→ **SHORT TASK 1**
In the polytope discussion, what figure does the analogous construction in 3-space produce?

━━ DOCUMENT EXTRACT ━━

The analagous construction in 3-space would be 8 vertices of the form (±½,±½,±½), and 6 vertices obtained from (0,0,±1) by permuting coordinates, which gives a rhombic dodecahedron. --Zundark 13 Mar 2005

A stellated cube is a rhombic dodecahedron (provided, of course, the apices lie half an edge's length above the cube face). The rhombus is irregular in the sense that it is not a regular polygon (not all vertices are equivalent).—Tetracube 21:52, 19 February 2007 (UTC)

Can someone tell me how many 24-cells (how many polychlora), how many ridges (how many triangular faces), and how many edges meet at any given vertex in a tessellation of regular 24-cells?

━━━
━━ DATA ROWS ━━

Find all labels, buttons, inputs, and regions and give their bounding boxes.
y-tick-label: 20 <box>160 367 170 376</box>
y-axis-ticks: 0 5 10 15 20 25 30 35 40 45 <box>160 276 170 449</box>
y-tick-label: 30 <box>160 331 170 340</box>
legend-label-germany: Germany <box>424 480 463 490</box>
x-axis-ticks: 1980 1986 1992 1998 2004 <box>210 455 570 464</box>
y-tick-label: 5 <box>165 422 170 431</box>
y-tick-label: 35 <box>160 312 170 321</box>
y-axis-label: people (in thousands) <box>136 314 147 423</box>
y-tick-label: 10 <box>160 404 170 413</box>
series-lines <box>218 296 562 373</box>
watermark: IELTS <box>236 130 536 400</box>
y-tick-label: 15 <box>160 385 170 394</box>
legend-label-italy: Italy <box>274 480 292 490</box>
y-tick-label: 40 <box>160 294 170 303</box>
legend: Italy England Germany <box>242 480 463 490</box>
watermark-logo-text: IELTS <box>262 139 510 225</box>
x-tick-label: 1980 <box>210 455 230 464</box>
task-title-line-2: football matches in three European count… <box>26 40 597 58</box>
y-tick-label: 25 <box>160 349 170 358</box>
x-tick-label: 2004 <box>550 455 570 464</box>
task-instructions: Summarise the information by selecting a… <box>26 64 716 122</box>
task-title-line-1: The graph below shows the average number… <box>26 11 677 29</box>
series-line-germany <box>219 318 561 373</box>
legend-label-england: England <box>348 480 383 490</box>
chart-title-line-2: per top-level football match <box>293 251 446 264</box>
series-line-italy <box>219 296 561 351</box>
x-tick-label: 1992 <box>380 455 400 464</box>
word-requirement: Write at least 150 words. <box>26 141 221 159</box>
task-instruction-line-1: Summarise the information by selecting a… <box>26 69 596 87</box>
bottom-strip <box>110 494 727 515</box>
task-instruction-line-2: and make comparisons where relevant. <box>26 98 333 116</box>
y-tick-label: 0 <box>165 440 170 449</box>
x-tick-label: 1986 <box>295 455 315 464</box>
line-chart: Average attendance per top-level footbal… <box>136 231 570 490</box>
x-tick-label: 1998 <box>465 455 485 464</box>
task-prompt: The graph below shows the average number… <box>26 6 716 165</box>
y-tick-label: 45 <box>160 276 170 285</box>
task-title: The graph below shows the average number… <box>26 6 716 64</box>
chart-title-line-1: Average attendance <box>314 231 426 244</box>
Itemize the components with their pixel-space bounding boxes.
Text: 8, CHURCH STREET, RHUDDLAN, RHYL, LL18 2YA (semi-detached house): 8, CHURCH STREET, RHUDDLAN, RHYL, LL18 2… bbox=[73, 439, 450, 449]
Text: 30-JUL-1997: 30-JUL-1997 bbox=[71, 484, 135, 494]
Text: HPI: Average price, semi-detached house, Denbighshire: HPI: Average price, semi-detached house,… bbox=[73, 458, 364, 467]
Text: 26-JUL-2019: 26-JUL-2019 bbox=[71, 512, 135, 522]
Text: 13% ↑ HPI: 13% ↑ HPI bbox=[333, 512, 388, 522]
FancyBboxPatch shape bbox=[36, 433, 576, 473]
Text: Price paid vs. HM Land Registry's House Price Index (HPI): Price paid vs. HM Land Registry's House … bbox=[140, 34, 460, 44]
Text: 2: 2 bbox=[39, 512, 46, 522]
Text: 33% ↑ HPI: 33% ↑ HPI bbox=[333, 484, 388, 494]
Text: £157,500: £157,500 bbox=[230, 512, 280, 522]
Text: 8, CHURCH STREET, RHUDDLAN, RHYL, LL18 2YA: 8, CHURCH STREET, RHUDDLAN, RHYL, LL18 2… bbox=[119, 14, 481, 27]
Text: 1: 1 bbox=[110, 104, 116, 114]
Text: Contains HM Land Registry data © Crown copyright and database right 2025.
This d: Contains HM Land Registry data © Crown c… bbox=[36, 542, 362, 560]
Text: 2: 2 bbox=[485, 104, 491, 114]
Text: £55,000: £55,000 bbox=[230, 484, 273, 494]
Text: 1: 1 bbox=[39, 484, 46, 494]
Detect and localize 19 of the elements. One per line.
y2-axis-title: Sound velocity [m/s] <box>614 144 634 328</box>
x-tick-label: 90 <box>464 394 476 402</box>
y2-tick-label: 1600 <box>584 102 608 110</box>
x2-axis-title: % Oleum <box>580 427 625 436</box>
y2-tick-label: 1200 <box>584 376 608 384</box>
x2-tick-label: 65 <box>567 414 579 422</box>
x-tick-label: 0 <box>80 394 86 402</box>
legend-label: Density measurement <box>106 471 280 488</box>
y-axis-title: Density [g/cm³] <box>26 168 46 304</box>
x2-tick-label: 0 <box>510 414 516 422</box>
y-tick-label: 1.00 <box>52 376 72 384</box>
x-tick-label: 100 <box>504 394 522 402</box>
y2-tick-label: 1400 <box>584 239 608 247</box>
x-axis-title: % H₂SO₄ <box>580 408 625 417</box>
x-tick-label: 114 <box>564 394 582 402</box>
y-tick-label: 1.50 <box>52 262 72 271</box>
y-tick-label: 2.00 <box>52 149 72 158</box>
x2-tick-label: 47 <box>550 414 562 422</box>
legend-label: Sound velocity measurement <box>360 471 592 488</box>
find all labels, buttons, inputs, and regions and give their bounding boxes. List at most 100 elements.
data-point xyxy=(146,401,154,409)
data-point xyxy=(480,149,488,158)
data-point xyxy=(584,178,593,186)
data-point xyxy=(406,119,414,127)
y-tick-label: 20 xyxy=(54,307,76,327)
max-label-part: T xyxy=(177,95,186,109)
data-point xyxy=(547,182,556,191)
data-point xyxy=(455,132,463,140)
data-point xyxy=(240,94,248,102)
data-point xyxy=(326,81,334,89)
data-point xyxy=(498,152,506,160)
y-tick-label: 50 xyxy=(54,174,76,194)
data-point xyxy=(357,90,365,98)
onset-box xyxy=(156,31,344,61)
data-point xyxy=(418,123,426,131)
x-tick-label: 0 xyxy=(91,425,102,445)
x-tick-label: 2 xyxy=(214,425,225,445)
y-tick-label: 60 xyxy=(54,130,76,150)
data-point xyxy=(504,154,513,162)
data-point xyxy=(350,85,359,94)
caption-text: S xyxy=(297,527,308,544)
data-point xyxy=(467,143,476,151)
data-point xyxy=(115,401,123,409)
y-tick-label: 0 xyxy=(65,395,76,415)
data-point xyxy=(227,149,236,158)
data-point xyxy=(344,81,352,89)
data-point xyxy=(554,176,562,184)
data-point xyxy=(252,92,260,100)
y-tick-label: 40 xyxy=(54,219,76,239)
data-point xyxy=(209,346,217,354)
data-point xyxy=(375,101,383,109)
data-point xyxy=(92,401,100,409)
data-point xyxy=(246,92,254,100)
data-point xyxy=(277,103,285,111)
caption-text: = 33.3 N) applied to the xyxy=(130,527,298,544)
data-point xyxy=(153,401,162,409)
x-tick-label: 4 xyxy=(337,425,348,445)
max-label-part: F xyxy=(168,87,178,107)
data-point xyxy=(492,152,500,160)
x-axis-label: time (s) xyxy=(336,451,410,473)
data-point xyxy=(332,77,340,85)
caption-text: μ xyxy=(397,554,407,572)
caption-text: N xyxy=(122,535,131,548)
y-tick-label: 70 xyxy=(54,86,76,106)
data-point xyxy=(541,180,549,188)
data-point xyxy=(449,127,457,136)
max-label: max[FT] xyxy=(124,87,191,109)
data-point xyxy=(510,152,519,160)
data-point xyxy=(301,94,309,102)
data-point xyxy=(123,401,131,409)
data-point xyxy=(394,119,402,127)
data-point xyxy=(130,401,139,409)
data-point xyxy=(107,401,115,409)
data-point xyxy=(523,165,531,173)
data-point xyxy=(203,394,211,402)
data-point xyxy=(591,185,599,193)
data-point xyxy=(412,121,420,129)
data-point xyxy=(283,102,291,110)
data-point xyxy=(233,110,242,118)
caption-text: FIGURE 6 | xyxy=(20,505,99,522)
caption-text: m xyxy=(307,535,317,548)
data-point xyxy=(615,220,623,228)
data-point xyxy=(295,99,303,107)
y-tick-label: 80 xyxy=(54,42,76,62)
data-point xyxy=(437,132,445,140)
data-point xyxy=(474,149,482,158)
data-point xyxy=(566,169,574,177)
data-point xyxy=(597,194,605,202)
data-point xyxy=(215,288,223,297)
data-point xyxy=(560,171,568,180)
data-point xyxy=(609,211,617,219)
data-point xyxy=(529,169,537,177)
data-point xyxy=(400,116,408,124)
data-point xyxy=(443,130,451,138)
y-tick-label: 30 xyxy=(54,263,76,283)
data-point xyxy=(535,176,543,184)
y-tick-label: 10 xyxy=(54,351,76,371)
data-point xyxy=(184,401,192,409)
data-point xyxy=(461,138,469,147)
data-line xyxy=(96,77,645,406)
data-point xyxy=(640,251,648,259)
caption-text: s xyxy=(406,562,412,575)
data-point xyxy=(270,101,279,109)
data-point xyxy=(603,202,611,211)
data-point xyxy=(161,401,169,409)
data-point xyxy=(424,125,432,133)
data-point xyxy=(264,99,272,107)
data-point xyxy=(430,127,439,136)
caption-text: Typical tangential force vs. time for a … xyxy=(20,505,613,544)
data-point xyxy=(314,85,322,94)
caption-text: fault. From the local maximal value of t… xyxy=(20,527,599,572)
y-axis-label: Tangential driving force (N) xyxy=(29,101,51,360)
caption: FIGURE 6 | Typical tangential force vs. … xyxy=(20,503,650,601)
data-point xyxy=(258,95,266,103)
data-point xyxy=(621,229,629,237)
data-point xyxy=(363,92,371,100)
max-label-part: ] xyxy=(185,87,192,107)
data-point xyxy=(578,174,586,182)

━━━

→ **SHORT TASK 2**
Rewrite the part of the listing that runs from its start through the line containing "x-axis-ticks: 1980 1986", both ends included, as a JSON list of strings with one string per line and blank lines omitted.

→ **EXERCISE RESPONSE 1**
A rhombic dodecahedron.

→ **EXERCISE RESPONSE 2**
[
  "Find all labels, buttons, inputs, and regions and give their bounding boxes.",
  "y-tick-label: 20 <box>160 367 170 376</box>",
  "y-axis-ticks: 0 5 10 15 20 25 30 35 40 45 <box>160 276 170 449</box>",
  "y-tick-label: 30 <box>160 331 170 340</box>",
  "legend-label-germany: Germany <box>424 480 463 490</box>",
  "x-axis-ticks: 1980 1986 1992 1998 2004 <box>210 455 570 464</box>"
]